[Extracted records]
——————————
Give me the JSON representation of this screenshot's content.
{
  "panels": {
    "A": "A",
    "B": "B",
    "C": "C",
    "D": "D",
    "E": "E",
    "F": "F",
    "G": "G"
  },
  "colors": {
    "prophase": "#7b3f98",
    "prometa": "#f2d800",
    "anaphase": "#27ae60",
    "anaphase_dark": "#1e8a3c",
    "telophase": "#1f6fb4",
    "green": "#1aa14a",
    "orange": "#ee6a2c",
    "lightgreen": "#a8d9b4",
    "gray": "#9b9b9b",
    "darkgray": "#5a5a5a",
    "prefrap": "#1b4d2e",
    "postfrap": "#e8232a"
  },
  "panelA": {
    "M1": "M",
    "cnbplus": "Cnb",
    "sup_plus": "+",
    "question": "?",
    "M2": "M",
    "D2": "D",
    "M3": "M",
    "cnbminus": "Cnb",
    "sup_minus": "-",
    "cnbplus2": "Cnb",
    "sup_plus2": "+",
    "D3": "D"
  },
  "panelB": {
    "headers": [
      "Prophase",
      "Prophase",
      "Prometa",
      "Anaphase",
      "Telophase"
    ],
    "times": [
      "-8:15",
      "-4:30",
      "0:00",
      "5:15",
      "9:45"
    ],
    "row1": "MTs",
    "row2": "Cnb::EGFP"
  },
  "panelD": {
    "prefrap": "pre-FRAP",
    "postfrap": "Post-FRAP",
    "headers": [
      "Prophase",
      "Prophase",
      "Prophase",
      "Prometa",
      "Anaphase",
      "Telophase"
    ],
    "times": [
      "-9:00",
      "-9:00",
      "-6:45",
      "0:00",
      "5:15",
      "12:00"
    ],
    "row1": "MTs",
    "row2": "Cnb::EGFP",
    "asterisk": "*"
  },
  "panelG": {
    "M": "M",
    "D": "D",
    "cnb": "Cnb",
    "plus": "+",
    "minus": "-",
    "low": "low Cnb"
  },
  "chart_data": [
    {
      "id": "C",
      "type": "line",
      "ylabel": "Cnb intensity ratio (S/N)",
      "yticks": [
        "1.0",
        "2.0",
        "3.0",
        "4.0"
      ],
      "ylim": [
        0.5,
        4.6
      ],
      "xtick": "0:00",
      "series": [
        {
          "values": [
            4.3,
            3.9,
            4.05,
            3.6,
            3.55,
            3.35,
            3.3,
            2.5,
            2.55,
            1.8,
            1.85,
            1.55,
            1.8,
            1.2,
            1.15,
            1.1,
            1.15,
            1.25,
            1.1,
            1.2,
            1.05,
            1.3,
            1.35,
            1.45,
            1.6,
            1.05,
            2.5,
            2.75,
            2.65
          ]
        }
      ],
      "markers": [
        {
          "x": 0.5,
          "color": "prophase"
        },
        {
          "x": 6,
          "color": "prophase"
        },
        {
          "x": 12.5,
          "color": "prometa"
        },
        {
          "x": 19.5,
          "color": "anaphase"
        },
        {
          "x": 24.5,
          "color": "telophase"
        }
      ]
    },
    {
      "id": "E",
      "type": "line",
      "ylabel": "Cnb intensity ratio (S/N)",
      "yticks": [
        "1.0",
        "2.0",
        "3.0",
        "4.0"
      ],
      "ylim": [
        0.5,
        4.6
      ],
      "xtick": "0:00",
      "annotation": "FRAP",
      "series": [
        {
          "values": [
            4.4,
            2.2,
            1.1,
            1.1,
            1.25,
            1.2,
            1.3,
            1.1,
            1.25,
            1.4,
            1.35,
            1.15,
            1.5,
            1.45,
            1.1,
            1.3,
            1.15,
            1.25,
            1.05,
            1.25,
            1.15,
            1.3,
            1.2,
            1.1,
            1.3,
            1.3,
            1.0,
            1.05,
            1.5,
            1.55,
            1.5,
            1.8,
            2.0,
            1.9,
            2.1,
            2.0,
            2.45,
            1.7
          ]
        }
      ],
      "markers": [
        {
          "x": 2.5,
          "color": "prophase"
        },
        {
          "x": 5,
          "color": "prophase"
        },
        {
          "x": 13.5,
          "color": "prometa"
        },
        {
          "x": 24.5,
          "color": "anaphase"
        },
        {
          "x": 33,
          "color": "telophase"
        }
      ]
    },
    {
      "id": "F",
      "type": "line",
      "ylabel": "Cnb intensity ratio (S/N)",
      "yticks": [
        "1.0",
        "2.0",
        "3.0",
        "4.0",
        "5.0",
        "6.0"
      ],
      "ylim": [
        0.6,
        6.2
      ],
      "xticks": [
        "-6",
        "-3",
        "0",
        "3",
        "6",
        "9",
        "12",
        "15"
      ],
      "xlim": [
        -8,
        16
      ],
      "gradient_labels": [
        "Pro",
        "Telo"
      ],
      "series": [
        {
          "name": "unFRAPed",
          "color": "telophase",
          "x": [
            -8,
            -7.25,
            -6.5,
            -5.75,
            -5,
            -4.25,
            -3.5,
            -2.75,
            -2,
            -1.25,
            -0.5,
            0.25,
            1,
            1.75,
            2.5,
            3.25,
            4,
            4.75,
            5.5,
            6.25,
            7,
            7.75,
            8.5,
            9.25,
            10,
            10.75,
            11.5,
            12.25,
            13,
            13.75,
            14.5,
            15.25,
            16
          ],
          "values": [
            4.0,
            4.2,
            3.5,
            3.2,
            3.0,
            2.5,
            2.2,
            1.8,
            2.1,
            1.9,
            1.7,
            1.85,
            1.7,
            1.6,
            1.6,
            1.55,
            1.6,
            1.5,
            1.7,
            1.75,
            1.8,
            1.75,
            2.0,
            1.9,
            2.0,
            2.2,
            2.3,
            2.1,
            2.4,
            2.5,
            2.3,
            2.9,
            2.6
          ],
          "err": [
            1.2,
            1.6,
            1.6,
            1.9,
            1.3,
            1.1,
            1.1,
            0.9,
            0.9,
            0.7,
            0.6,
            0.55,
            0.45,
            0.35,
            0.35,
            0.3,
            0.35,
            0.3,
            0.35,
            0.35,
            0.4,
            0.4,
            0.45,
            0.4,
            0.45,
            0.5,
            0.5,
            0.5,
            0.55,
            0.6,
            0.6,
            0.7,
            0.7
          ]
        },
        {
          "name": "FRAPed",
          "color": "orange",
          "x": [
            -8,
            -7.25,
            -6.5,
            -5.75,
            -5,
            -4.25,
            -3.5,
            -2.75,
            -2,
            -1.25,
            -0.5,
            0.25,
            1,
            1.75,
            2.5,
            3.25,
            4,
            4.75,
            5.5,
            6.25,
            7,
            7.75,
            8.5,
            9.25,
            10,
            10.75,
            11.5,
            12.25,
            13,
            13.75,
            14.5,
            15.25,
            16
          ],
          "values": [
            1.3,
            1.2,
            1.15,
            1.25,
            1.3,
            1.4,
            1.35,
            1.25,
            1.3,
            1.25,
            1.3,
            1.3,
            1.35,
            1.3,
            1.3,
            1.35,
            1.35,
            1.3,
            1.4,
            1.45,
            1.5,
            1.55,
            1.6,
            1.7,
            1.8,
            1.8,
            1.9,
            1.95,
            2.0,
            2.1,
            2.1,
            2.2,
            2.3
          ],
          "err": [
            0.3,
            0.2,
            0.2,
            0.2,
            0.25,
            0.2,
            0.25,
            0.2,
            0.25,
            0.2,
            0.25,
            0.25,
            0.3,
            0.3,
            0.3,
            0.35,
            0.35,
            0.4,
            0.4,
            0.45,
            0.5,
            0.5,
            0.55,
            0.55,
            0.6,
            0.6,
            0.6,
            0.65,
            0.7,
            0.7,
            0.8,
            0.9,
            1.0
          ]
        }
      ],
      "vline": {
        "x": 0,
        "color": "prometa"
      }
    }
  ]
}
——————————
Given task
Above are some records; repeat all of them exactly.

Expected answer
Give me the JSON representation of this screenshot's content.
{
  "panels": {
    "A": "A",
    "B": "B",
    "C": "C",
    "D": "D",
    "E": "E",
    "F": "F",
    "G": "G"
  },
  "colors": {
    "prophase": "#7b3f98",
    "prometa": "#f2d800",
    "anaphase": "#27ae60",
    "anaphase_dark": "#1e8a3c",
    "telophase": "#1f6fb4",
    "green": "#1aa14a",
    "orange": "#ee6a2c",
    "lightgreen": "#a8d9b4",
    "gray": "#9b9b9b",
    "darkgray": "#5a5a5a",
    "prefrap": "#1b4d2e",
    "postfrap": "#e8232a"
  },
  "panelA": {
    "M1": "M",
    "cnbplus": "Cnb",
    "sup_plus": "+",
    "question": "?",
    "M2": "M",
    "D2": "D",
    "M3": "M",
    "cnbminus": "Cnb",
    "sup_minus": "-",
    "cnbplus2": "Cnb",
    "sup_plus2": "+",
    "D3": "D"
  },
  "panelB": {
    "headers": [
      "Prophase",
      "Prophase",
      "Prometa",
      "Anaphase",
      "Telophase"
    ],
    "times": [
      "-8:15",
      "-4:30",
      "0:00",
      "5:15",
      "9:45"
    ],
    "row1": "MTs",
    "row2": "Cnb::EGFP"
  },
  "panelD": {
    "prefrap": "pre-FRAP",
    "postfrap": "Post-FRAP",
    "headers": [
      "Prophase",
      "Prophase",
      "Prophase",
      "Prometa",
      "Anaphase",
      "Telophase"
    ],
    "times": [
      "-9:00",
      "-9:00",
      "-6:45",
      "0:00",
      "5:15",
      "12:00"
    ],
    "row1": "MTs",
    "row2": "Cnb::EGFP",
    "asterisk": "*"
  },
  "panelG": {
    "M": "M",
    "D": "D",
    "cnb": "Cnb",
    "plus": "+",
    "minus": "-",
    "low": "low Cnb"
  },
  "chart_data": [
    {
      "id": "C",
      "type": "line",
      "ylabel": "Cnb intensity ratio (S/N)",
      "yticks": [
        "1.0",
        "2.0",
        "3.0",
        "4.0"
      ],
      "ylim": [
        0.5,
        4.6
      ],
      "xtick": "0:00",
      "series": [
        {
          "values": [
            4.3,
            3.9,
            4.05,
            3.6,
            3.55,
            3.35,
            3.3,
            2.5,
            2.55,
            1.8,
            1.85,
            1.55,
            1.8,
            1.2,
            1.15,
            1.1,
            1.15,
            1.25,
            1.1,
            1.2,
            1.05,
            1.3,
            1.35,
            1.45,
            1.6,
            1.05,
            2.5,
            2.75,
            2.65
          ]
        }
      ],
      "markers": [
        {
          "x": 0.5,
          "color": "prophase"
        },
        {
          "x": 6,
          "color": "prophase"
        },
        {
          "x": 12.5,
          "color": "prometa"
        },
        {
          "x": 19.5,
          "color": "anaphase"
        },
        {
          "x": 24.5,
          "color": "telophase"
        }
      ]
    },
    {
      "id": "E",
      "type": "line",
      "ylabel": "Cnb intensity ratio (S/N)",
      "yticks": [
        "1.0",
        "2.0",
        "3.0",
        "4.0"
      ],
      "ylim": [
        0.5,
        4.6
      ],
      "xtick": "0:00",
      "annotation": "FRAP",
      "series": [
        {
          "values": [
            4.4,
            2.2,
            1.1,
            1.1,
            1.25,
            1.2,
            1.3,
            1.1,
            1.25,
            1.4,
            1.35,
            1.15,
            1.5,
            1.45,
            1.1,
            1.3,
            1.15,
            1.25,
            1.05,
            1.25,
            1.15,
            1.3,
            1.2,
            1.1,
            1.3,
            1.3,
            1.0,
            1.05,
            1.5,
            1.55,
            1.5,
            1.8,
            2.0,
            1.9,
            2.1,
            2.0,
            2.45,
            1.7
          ]
        }
      ],
      "markers": [
        {
          "x": 2.5,
          "color": "prophase"
        },
        {
          "x": 5,
          "color": "prophase"
        },
        {
          "x": 13.5,
          "color": "prometa"
        },
        {
          "x": 24.5,
          "color": "anaphase"
        },
        {
          "x": 33,
          "color": "telophase"
        }
      ]
    },
    {
      "id": "F",
      "type": "line",
      "ylabel": "Cnb intensity ratio (S/N)",
      "yticks": [
        "1.0",
        "2.0",
        "3.0",
        "4.0",
        "5.0",
        "6.0"
      ],
      "ylim": [
        0.6,
        6.2
      ],
      "xticks": [
        "-6",
        "-3",
        "0",
        "3",
        "6",
        "9",
        "12",
        "15"
      ],
      "xlim": [
        -8,
        16
      ],
      "gradient_labels": [
        "Pro",
        "Telo"
      ],
      "series": [
        {
          "name": "unFRAPed",
          "color": "telophase",
          "x": [
            -8,
            -7.25,
            -6.5,
            -5.75,
            -5,
            -4.25,
            -3.5,
            -2.75,
            -2,
            -1.25,
            -0.5,
            0.25,
            1,
            1.75,
            2.5,
            3.25,
            4,
            4.75,
            5.5,
            6.25,
            7,
            7.75,
            8.5,
            9.25,
            10,
            10.75,
            11.5,
            12.25,
            13,
            13.75,
            14.5,
            15.25,
            16
          ],
          "values": [
            4.0,
            4.2,
            3.5,
            3.2,
            3.0,
            2.5,
            2.2,
            1.8,
            2.1,
            1.9,
            1.7,
            1.85,
            1.7,
            1.6,
            1.6,
            1.55,
            1.6,
            1.5,
            1.7,
            1.75,
            1.8,
            1.75,
            2.0,
            1.9,
            2.0,
            2.2,
            2.3,
            2.1,
            2.4,
            2.5,
            2.3,
            2.9,
            2.6
          ],
          "err": [
            1.2,
            1.6,
            1.6,
            1.9,
            1.3,
            1.1,
            1.1,
            0.9,
            0.9,
            0.7,
            0.6,
            0.55,
            0.45,
            0.35,
            0.35,
            0.3,
            0.35,
            0.3,
            0.35,
            0.35,
            0.4,
            0.4,
            0.45,
            0.4,
            0.45,
            0.5,
            0.5,
            0.5,
            0.55,
            0.6,
            0.6,
            0.7,
            0.7
          ]
        },
        {
          "name": "FRAPed",
          "color": "orange",
          "x": [
            -8,
            -7.25,
            -6.5,
            -5.75,
            -5,
            -4.25,
            -3.5,
            -2.75,
            -2,
            -1.25,
            -0.5,
            0.25,
            1,
            1.75,
            2.5,
            3.25,
            4,
            4.75,
            5.5,
            6.25,
            7,
            7.75,
            8.5,
            9.25,
            10,
            10.75,
            11.5,
            12.25,
            13,
            13.75,
            14.5,
            15.25,
            16
          ],
          "values": [
            1.3,
            1.2,
            1.15,
            1.25,
            1.3,
            1.4,
            1.35,
            1.25,
            1.3,
            1.25,
            1.3,
            1.3,
            1.35,
            1.3,
            1.3,
            1.35,
            1.35,
            1.3,
            1.4,
            1.45,
            1.5,
            1.55,
            1.6,
            1.7,
            1.8,
            1.8,
            1.9,
            1.95,
            2.0,
            2.1,
            2.1,
            2.2,
            2.3
          ],
          "err": [
            0.3,
            0.2,
            0.2,
            0.2,
            0.25,
            0.2,
            0.25,
            0.2,
            0.25,
            0.2,
            0.25,
            0.25,
            0.3,
            0.3,
            0.3,
            0.35,
            0.35,
            0.4,
            0.4,
            0.45,
            0.5,
            0.5,
            0.55,
            0.55,
            0.6,
            0.6,
            0.6,
            0.65,
            0.7,
            0.7,
            0.8,
            0.9,
            1.0
          ]
        }
      ],
      "vline": {
        "x": 0,
        "color": "prometa"
      }
    }
  ]
}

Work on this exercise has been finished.